Copy out all lines of the records in which the word "having" appears.

=== Extracted data entries ===
----

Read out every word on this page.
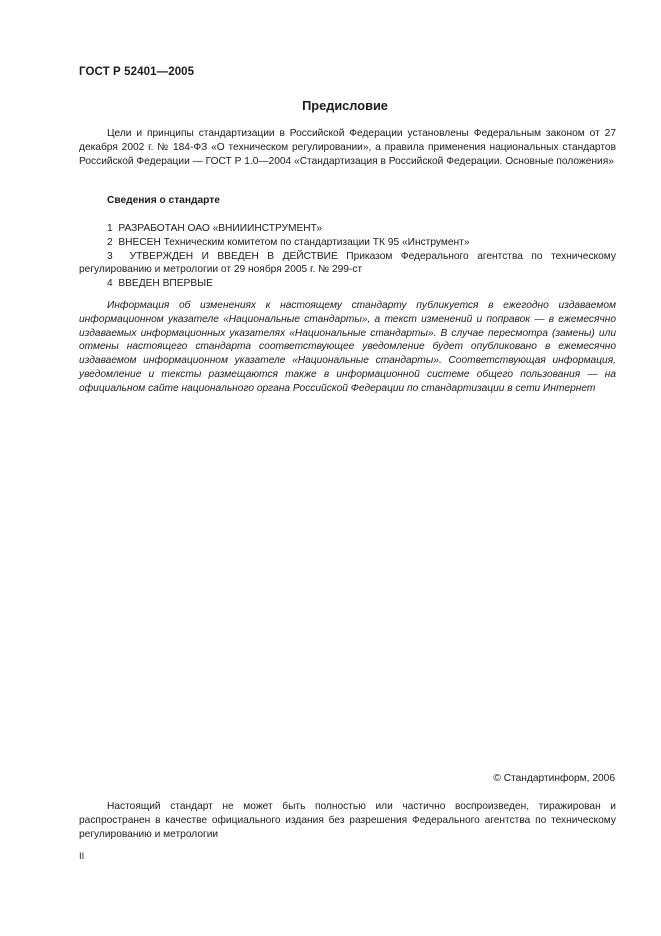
ГОСТ Р 52401—2005
Предисловие

Цели и принципы стандартизации в Российской Федерации установлены Федеральным законом от 27 декабря 2002 г. № 184-ФЗ «О техническом регулировании», а правила применения национальных стандартов Российской Федерации — ГОСТ Р 1.0—2004 «Стандартизация в Российской Федерации. Основные положения»

Сведения о стандарте

1 РАЗРАБОТАН ОАО «ВНИИИНСТРУМЕНТ»

2 ВНЕСЕН Техническим комитетом по стандартизации ТК 95 «Инструмент»

3 УТВЕРЖДЕН И ВВЕДЕН В ДЕЙСТВИЕ Приказом Федерального агентства по техническому регулированию и метрологии от 29 ноября 2005 г. № 299-ст

4 ВВЕДЕН ВПЕРВЫЕ

Информация об изменениях к настоящему стандарту публикуется в ежегодно издаваемом информационном указателе «Национальные стандарты», а текст изменений и поправок — в ежемесячно издаваемых информационных указателях «Национальные стандарты». В случае пересмотра (замены) или отмены настоящего стандарта соответствующее уведомление будет опубликовано в ежемесячно издаваемом информационном указателе «Национальные стандарты». Соответствующая информация, уведомление и тексты размещаются также в информационной системе общего пользования — на официальном сайте национального органа Российской Федерации по стандартизации в сети Интернет

© Стандартинформ, 2006

Настоящий стандарт не может быть полностью или частично воспроизведен, тиражирован и распространен в качестве официального издания без разрешения Федерального агентства по техническому регулированию и метрологии

II
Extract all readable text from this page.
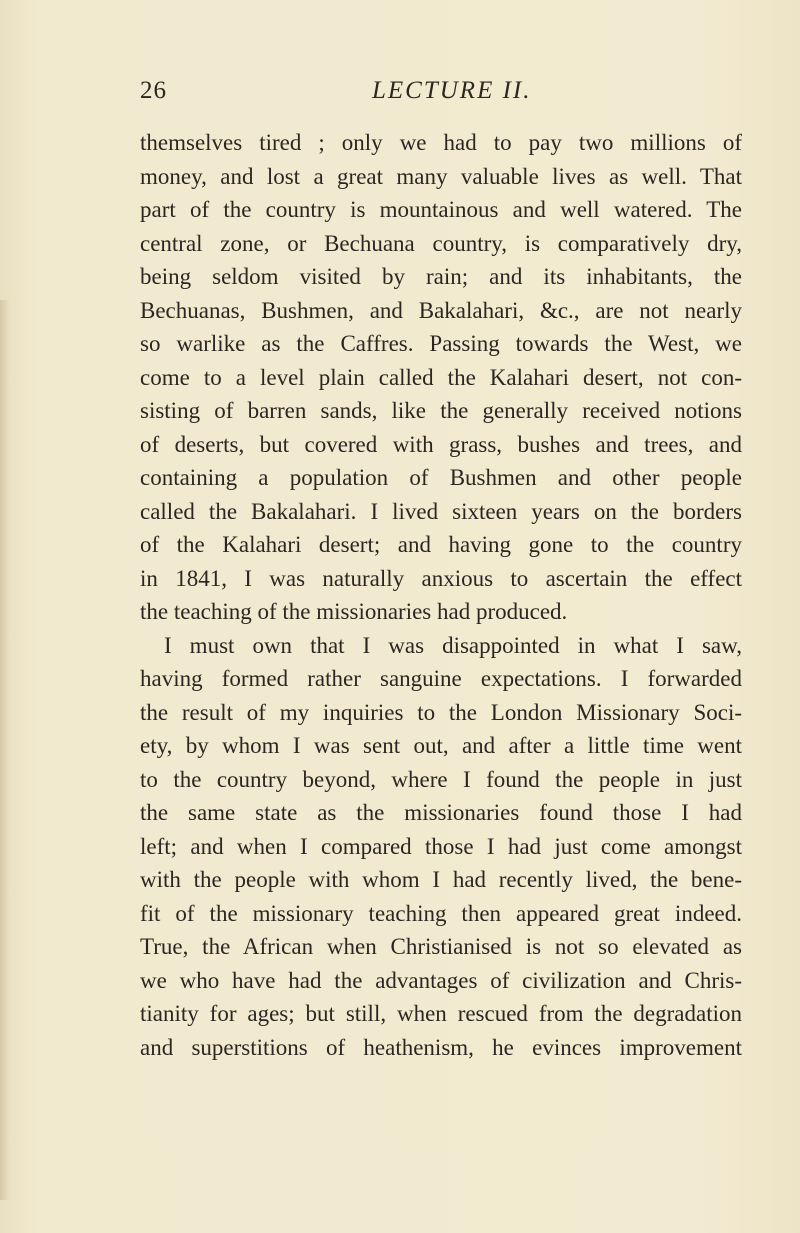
26	LECTURE II.
themselves tired ; only we had to pay two millions of
money, and lost a great many valuable lives as well. That
part of the country is mountainous and well watered. The
central zone, or Bechuana country, is comparatively dry,
being seldom visited by rain; and its inhabitants, the
Bechuanas, Bushmen, and Bakalahari, &c., are not nearly
so warlike as the Caffres. Passing towards the West, we
come to a level plain called the Kalahari desert, not con-
sisting of barren sands, like the generally received notions
of deserts, but covered with grass, bushes and trees, and
containing a population of Bushmen and other people
called the Bakalahari. I lived sixteen years on the borders
of the Kalahari desert; and having gone to the country
in 1841, I was naturally anxious to ascertain the effect
the teaching of the missionaries had produced.
I must own that I was disappointed in what I saw,
having formed rather sanguine expectations. I forwarded
the result of my inquiries to the London Missionary Soci-
ety, by whom I was sent out, and after a little time went
to the country beyond, where I found the people in just
the same state as the missionaries found those I had
left; and when I compared those I had just come amongst
with the people with whom I had recently lived, the bene-
fit of the missionary teaching then appeared great indeed.
True, the African when Christianised is not so elevated as
we who have had the advantages of civilization and Chris-
tianity for ages; but still, when rescued from the degradation
and superstitions of heathenism, he evinces improvement
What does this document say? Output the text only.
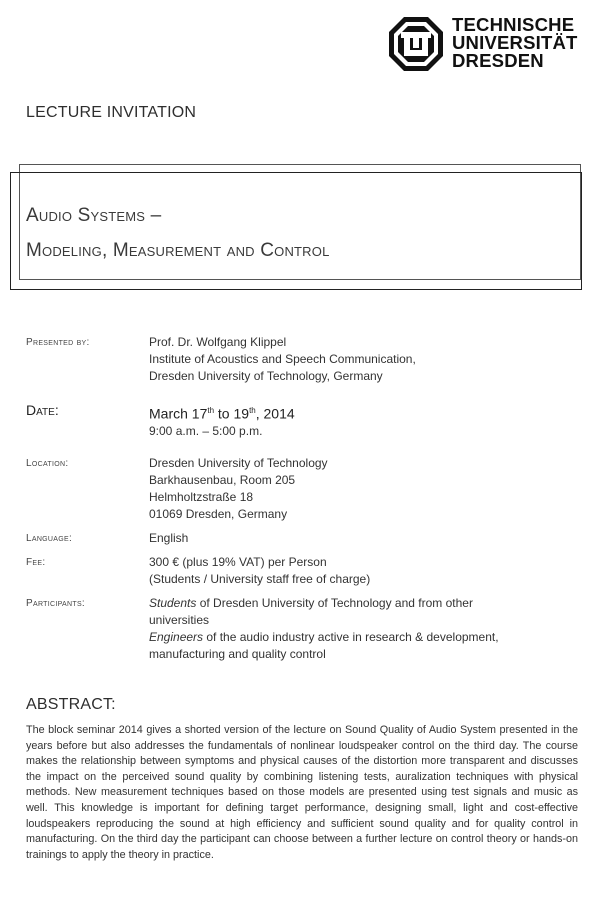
TECHNISCHE
UNIVERSITÄT
DRESDEN
LECTURE INVITATION
Audio Systems –
Modeling, Measurement and Control
Presented by:	Prof. Dr. Wolfgang Klippel
Institute of Acoustics and Speech Communication,
Dresden University of Technology, Germany
Date:	March 17th to 19th, 2014
9:00 a.m. – 5:00 p.m.
Location:	Dresden University of Technology
Barkhausenbau, Room 205
Helmholtzstraße 18
01069 Dresden, Germany
Language:	English
Fee:	300 € (plus 19% VAT) per Person
(Students / University staff free of charge)
Participants:	Students of Dresden University of Technology and from other
universities
Engineers of the audio industry active in research & development,
manufacturing and quality control
ABSTRACT:
The block seminar 2014 gives a shorted version of the lecture on Sound Quality of Audio System presented in the years before but also addresses the fundamentals of nonlinear loudspeaker control on the third day. The course makes the relationship between symptoms and physical causes of the distortion more transparent and discusses the impact on the perceived sound quality by combining listening tests, auralization techniques with physical methods. New measurement techniques based on those models are presented using test signals and music as well. This knowledge is important for defining target performance, designing small, light and cost-effective loudspeakers reproducing the sound at high efficiency and sufficient sound quality and for quality control in manufacturing. On the third day the participant can choose between a further lecture on control theory or hands-on trainings to apply the theory in practice.
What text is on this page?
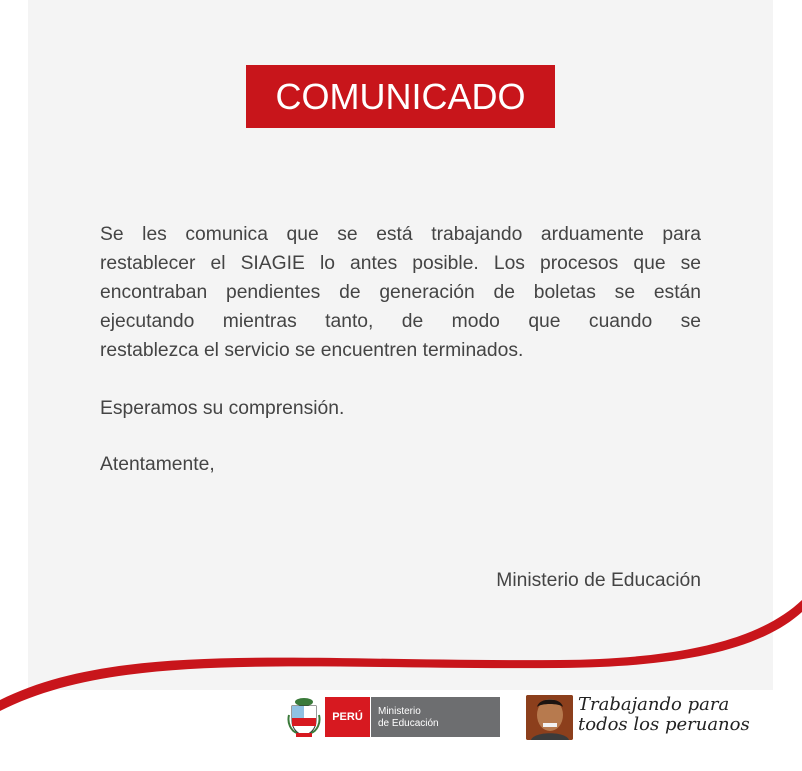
COMUNICADO

Se les comunica que se está trabajando arduamente para
restablecer el SIAGIE lo antes posible. Los procesos que se
encontraban pendientes de generación de boletas se están
ejecutando mientras tanto, de modo que cuando se
restablezca el servicio se encuentren terminados.

Esperamos su comprensión.
Atentamente,
Ministerio de Educación
PERÚ	Ministerio
de Educación
Trabajando para
todos los peruanos
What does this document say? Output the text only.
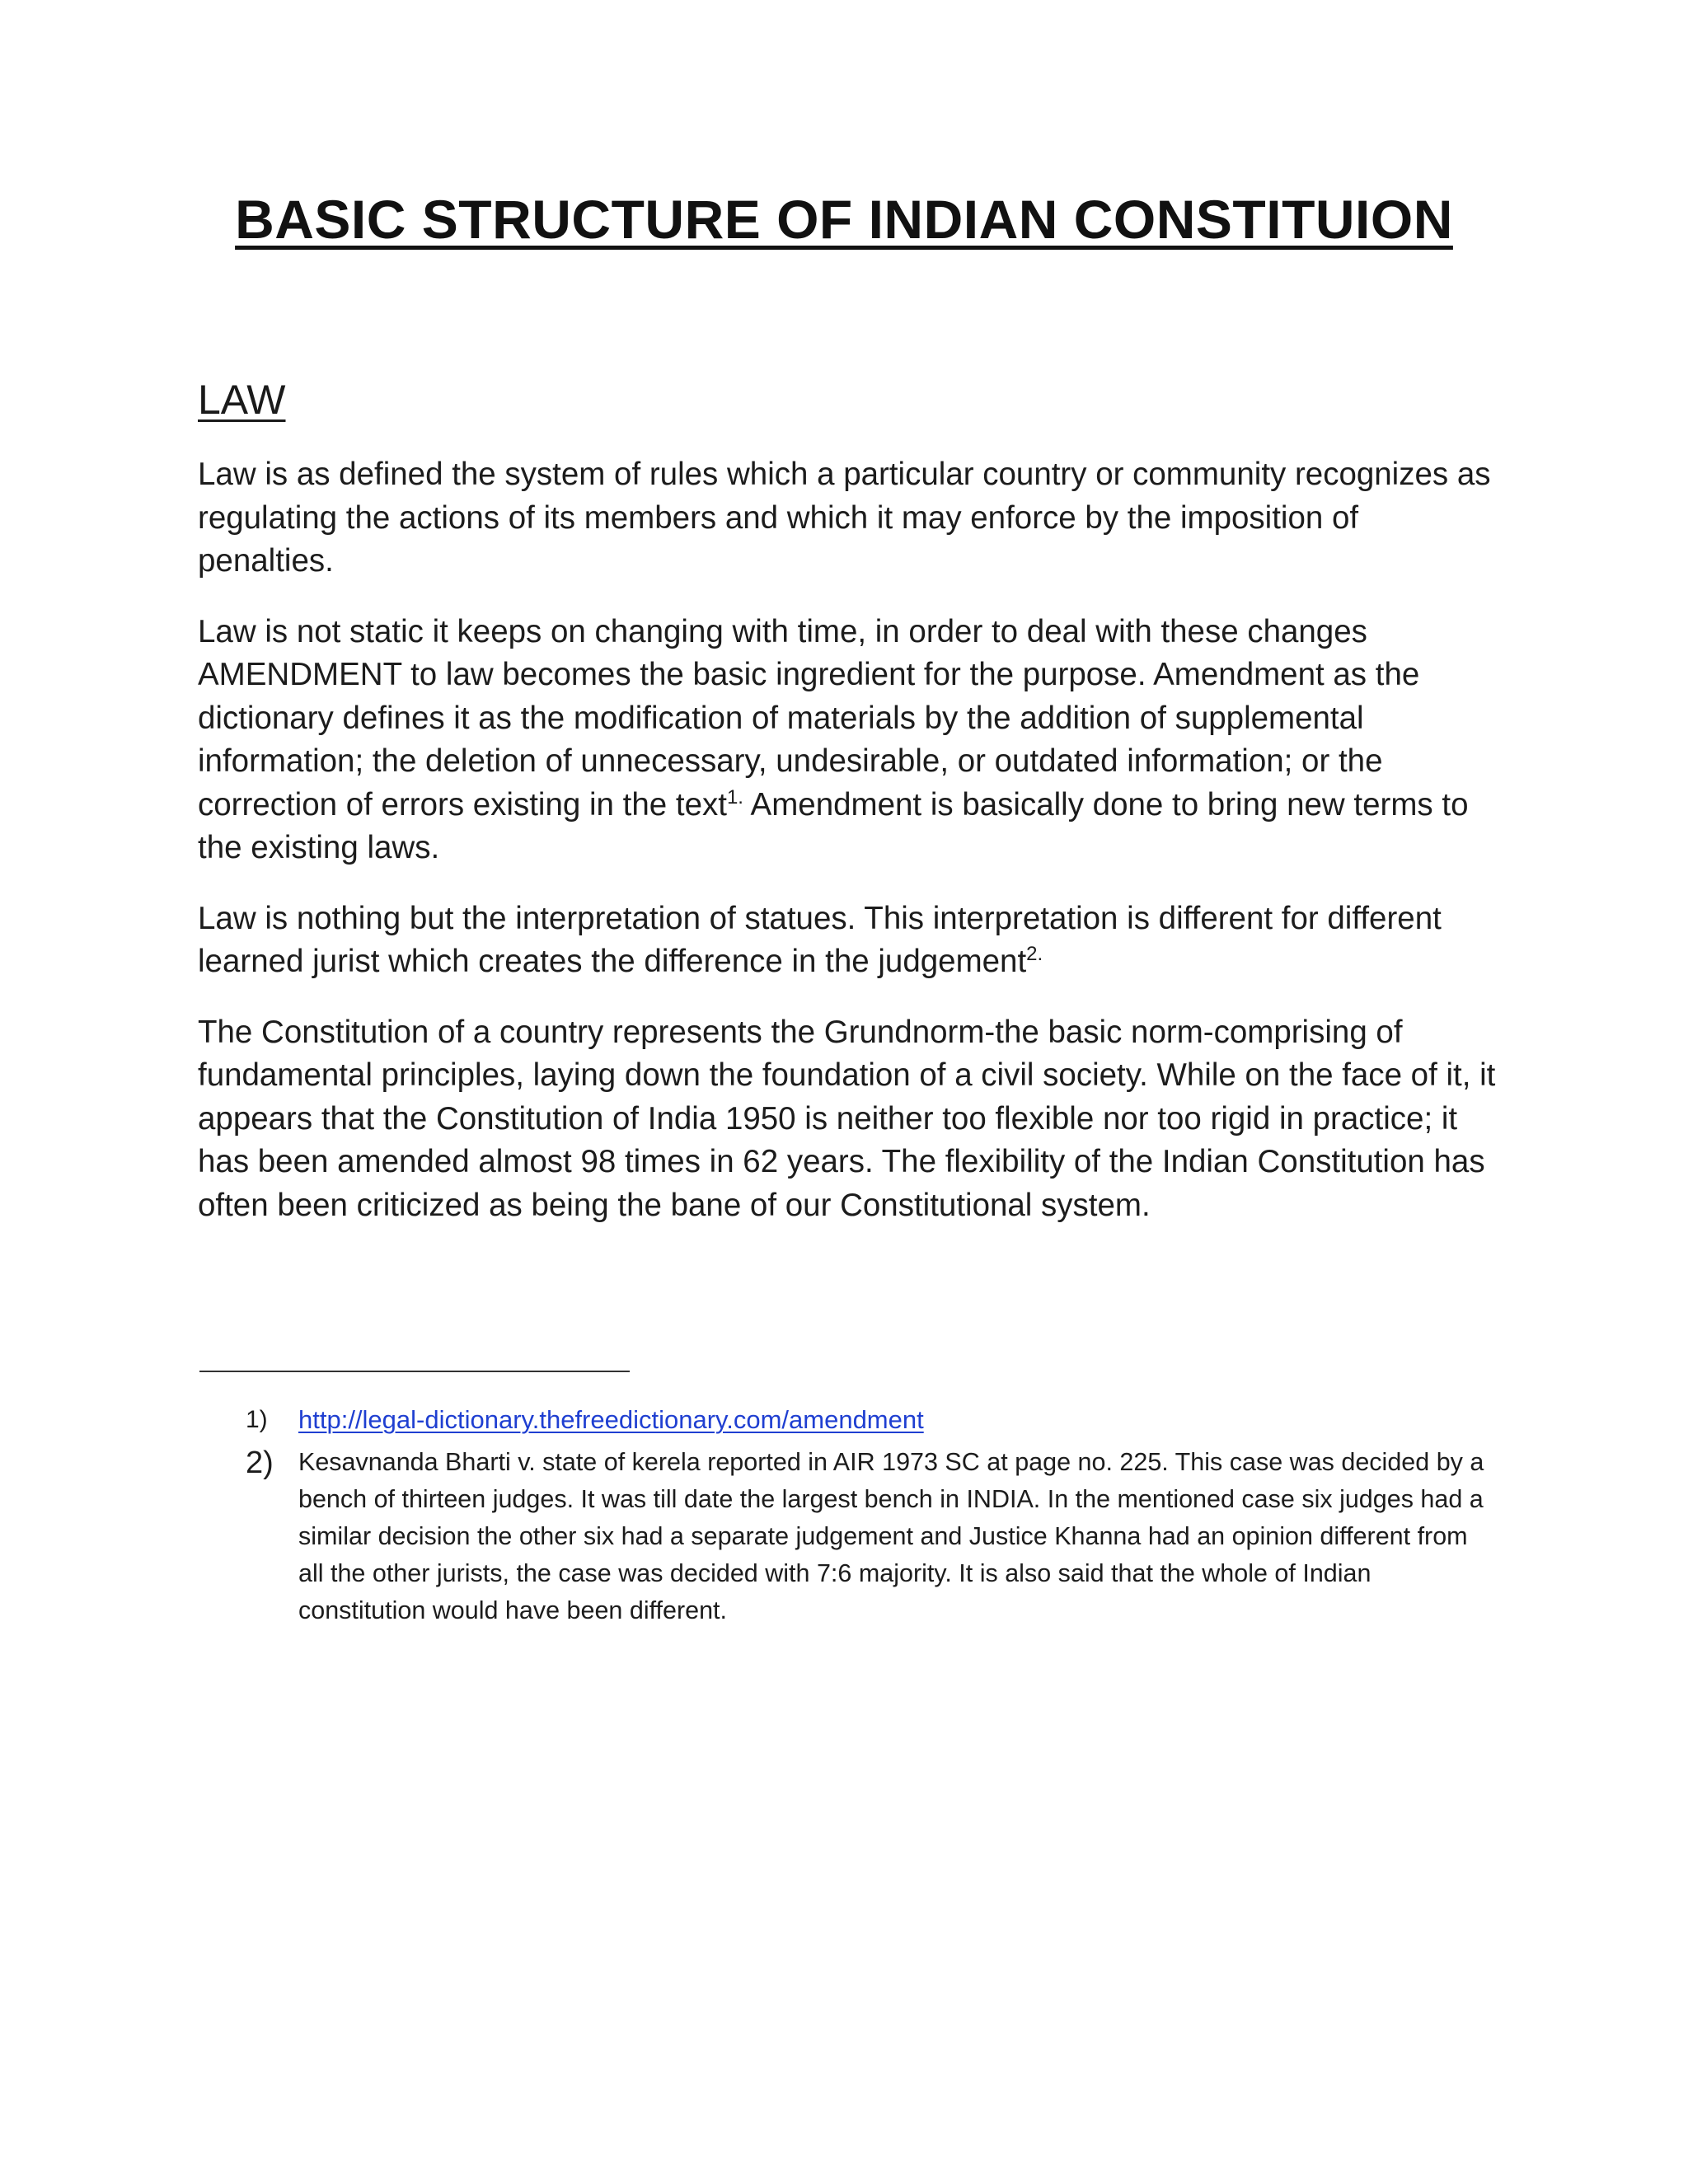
BASIC STRUCTURE OF INDIAN CONSTITUION
LAW

Law is as defined the system of rules which a particular country or community recognizes as regulating the actions of its members and which it may enforce by the imposition of penalties.

Law is not static it keeps on changing with time, in order to deal with these changes AMENDMENT to law becomes the basic ingredient for the purpose. Amendment as the dictionary defines it as the modification of materials by the addition of supplemental information; the deletion of unnecessary, undesirable, or outdated information; or the correction of errors existing in the text$^{1.}$ Amendment is basically done to bring new terms to the existing laws.

Law is nothing but the interpretation of statues. This interpretation is different for different learned jurist which creates the difference in the judgement$^{2.}$

The Constitution of a country represents the Grundnorm-the basic norm-comprising of fundamental principles, laying down the foundation of a civil society. While on the face of it, it appears that the Constitution of India 1950 is neither too flexible nor too rigid in practice; it has been amended almost 98 times in 62 years. The flexibility of the Indian Constitution has often been criticized as being the bane of our Constitutional system.

1) http://legal-dictionary.thefreedictionary.com/amendment
2) Kesavnanda Bharti v. state of kerela reported in AIR 1973 SC at page no. 225. This case was decided by a bench of thirteen judges. It was till date the largest bench in INDIA. In the mentioned case six judges had a similar decision the other six had a separate judgement and Justice Khanna had an opinion different from all the other jurists, the case was decided with 7:6 majority. It is also said that the whole of Indian constitution would have been different.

----

=== Problem solution ===
of the Kalahari desert; and having gone to the country
having formed rather sanguine expectations. I forwarded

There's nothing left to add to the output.